● **WHAT TO WORK ON**: All lines in the data bearing the string "Linear" should be identified and copied.

● **SUPPLIED MATERIAL**:

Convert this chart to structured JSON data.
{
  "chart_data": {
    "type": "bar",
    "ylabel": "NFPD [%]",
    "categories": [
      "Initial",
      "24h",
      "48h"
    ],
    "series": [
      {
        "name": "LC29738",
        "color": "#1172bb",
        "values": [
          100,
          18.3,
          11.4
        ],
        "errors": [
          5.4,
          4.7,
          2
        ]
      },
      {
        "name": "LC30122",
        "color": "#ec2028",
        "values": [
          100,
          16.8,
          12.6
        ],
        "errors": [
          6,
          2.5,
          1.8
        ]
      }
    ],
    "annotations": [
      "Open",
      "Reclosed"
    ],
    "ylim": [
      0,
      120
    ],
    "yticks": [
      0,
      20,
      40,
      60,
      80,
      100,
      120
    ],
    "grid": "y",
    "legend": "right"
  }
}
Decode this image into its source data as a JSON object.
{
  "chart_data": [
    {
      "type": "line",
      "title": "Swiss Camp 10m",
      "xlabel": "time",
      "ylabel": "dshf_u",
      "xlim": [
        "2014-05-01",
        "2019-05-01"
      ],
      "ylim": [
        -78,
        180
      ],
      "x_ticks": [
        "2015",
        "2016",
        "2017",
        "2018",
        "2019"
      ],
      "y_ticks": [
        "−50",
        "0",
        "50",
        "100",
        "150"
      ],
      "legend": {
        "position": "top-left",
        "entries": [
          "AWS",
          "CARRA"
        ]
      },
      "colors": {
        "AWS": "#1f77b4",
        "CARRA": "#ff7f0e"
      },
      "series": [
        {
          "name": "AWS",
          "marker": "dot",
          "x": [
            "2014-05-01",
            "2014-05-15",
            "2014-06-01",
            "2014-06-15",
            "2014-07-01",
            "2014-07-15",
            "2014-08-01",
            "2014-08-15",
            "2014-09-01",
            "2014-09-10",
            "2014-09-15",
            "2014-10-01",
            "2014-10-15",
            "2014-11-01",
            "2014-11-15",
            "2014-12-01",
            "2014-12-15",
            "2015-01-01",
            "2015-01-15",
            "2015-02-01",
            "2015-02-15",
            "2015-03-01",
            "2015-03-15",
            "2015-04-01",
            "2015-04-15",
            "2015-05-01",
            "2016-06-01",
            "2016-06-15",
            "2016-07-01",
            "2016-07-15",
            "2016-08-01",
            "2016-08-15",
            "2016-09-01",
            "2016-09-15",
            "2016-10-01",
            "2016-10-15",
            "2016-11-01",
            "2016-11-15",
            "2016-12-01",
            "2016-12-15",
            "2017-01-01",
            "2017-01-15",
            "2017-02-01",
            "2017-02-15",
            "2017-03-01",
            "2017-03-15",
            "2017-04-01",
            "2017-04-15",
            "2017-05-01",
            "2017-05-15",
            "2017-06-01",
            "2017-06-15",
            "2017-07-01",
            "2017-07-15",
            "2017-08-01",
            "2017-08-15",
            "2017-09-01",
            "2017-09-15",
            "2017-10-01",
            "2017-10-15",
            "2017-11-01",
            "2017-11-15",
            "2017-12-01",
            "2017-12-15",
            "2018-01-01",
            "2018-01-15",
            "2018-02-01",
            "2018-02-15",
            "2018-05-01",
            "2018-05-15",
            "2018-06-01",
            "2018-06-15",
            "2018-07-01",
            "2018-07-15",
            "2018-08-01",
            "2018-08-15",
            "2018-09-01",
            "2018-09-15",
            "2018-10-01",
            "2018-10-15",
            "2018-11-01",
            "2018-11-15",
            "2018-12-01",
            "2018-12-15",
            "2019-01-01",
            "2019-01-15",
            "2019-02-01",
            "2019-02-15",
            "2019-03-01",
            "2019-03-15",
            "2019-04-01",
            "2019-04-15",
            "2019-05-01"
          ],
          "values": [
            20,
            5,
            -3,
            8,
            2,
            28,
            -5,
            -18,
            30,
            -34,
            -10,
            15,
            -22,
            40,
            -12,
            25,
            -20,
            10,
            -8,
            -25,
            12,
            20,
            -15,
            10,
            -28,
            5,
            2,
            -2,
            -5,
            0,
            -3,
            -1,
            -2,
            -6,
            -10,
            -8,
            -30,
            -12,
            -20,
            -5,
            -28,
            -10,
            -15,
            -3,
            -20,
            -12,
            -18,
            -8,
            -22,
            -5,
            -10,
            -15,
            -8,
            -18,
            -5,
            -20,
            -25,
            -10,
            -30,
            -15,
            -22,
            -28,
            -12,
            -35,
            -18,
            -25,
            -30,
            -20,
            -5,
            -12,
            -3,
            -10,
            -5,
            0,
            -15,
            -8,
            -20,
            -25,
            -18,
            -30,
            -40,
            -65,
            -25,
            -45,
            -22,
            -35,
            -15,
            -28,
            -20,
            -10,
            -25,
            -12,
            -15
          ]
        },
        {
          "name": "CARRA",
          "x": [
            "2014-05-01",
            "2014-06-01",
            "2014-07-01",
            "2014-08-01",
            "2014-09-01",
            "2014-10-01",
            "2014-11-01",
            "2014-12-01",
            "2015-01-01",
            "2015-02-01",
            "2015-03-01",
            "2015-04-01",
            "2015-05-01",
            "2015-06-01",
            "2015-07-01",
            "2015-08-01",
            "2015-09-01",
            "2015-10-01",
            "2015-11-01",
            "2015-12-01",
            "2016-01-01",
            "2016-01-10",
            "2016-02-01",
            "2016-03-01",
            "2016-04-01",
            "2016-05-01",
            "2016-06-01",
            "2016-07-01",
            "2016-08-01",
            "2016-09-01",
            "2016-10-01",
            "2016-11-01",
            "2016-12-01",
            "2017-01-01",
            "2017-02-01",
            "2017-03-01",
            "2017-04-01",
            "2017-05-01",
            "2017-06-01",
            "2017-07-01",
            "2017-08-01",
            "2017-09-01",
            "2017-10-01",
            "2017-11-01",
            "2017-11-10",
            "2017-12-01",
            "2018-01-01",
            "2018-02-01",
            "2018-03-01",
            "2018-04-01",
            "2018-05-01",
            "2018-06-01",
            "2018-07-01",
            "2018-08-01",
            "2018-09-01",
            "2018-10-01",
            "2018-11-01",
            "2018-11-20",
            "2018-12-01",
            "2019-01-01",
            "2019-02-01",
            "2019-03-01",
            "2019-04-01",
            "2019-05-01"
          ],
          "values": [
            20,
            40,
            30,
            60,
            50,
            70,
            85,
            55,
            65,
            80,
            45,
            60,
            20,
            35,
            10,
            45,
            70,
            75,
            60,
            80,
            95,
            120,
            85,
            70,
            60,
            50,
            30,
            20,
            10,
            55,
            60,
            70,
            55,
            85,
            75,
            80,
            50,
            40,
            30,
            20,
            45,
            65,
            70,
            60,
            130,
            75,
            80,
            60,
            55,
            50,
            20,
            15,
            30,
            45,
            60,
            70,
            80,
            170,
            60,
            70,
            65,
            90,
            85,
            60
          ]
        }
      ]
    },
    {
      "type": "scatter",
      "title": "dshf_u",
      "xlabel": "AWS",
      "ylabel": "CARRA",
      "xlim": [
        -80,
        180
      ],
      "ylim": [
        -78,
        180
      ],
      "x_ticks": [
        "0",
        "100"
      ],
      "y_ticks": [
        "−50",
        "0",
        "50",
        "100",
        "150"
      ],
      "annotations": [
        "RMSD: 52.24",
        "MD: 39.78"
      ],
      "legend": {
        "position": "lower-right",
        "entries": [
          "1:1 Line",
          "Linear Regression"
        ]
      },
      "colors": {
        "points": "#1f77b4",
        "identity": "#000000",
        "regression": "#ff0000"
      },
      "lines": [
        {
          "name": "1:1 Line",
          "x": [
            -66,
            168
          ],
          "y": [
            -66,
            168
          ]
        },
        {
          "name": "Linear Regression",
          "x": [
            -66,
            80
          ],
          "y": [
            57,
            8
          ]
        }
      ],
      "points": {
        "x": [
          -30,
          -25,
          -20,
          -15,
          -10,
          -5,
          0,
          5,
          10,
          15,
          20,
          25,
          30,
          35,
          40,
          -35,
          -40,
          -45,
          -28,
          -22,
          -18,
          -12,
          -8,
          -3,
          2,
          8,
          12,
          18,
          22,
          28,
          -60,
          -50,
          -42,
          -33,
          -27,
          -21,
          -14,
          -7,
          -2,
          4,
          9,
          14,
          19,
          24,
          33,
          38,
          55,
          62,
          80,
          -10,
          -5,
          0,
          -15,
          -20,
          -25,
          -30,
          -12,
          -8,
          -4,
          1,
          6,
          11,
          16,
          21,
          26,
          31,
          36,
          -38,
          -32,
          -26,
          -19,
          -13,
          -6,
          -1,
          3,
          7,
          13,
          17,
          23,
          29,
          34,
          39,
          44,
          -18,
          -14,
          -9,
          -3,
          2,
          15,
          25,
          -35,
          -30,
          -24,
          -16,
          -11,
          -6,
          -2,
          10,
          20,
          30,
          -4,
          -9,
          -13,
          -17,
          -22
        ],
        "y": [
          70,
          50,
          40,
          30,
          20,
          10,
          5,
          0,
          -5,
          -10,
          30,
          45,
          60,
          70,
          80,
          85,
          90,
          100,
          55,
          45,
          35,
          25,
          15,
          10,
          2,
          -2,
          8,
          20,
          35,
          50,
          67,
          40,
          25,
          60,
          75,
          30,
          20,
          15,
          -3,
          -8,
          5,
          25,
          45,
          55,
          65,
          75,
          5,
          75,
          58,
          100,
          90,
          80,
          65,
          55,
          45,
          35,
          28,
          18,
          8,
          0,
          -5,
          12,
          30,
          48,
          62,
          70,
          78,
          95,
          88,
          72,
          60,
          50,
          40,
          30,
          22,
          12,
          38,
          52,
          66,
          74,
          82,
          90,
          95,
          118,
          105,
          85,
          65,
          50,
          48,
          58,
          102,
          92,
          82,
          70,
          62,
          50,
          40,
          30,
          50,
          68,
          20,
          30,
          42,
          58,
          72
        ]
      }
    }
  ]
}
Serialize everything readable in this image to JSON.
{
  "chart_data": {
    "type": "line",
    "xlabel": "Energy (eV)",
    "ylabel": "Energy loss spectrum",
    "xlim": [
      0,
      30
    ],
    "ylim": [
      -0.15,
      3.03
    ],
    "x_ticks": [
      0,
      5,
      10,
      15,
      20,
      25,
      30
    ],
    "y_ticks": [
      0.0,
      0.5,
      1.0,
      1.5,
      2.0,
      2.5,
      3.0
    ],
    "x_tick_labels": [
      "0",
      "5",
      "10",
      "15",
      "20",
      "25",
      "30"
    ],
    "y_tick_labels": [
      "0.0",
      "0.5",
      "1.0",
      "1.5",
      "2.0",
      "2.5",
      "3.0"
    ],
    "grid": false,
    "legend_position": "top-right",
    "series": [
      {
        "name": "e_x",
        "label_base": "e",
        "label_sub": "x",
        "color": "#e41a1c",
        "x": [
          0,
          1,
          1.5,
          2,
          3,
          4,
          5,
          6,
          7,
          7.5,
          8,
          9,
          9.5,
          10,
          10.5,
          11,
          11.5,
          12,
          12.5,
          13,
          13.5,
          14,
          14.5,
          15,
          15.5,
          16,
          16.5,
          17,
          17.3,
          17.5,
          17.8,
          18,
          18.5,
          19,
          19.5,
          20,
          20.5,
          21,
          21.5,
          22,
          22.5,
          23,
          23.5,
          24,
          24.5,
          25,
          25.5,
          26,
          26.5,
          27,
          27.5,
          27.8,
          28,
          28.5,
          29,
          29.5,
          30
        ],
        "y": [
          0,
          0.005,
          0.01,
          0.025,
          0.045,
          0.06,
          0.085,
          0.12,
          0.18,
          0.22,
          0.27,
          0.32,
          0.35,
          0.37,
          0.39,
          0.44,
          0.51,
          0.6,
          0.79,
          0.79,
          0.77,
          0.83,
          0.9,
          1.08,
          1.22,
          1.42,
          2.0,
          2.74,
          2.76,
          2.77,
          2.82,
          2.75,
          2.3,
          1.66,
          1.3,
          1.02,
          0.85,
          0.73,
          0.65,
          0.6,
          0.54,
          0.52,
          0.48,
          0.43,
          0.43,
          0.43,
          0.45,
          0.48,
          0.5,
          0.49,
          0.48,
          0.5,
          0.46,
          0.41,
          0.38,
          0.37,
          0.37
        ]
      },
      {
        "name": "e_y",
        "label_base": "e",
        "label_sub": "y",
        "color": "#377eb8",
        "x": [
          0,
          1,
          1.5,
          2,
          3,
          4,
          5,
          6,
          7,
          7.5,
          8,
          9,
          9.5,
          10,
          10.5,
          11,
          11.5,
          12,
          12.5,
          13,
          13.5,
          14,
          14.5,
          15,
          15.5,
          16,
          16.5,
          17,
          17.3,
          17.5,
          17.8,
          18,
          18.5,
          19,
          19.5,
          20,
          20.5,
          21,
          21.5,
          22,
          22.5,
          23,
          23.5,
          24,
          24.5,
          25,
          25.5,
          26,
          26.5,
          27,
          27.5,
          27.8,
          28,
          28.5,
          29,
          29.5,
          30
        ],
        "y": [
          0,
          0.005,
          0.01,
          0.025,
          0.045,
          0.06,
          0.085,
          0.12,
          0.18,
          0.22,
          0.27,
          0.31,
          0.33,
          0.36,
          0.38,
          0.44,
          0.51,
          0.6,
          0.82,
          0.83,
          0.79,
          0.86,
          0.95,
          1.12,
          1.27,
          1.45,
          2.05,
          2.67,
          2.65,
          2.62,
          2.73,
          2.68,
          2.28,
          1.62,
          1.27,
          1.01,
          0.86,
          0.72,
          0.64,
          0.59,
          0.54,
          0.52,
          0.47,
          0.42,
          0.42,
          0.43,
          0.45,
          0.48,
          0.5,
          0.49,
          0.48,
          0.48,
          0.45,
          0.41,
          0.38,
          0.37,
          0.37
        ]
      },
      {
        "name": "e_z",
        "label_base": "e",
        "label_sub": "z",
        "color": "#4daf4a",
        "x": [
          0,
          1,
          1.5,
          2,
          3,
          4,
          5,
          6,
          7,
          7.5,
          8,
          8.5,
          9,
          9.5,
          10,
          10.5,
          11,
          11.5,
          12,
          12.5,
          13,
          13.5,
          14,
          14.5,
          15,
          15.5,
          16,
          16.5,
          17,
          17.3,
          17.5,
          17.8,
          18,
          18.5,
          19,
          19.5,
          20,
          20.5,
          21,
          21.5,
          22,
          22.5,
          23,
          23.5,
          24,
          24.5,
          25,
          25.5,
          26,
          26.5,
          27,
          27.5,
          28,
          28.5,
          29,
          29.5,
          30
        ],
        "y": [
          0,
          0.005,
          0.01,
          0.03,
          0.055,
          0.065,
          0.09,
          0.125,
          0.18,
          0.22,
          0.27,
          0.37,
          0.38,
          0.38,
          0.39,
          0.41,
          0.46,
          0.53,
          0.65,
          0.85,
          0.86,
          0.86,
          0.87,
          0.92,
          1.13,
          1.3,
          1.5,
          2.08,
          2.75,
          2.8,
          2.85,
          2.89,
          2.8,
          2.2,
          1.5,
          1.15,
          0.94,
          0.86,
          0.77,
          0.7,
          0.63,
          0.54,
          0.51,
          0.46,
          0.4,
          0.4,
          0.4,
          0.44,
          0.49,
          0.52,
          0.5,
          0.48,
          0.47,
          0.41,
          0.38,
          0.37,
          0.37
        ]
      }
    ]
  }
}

● **TASK RESULT**:
          "Linear Regression"
          "name": "Linear Regression",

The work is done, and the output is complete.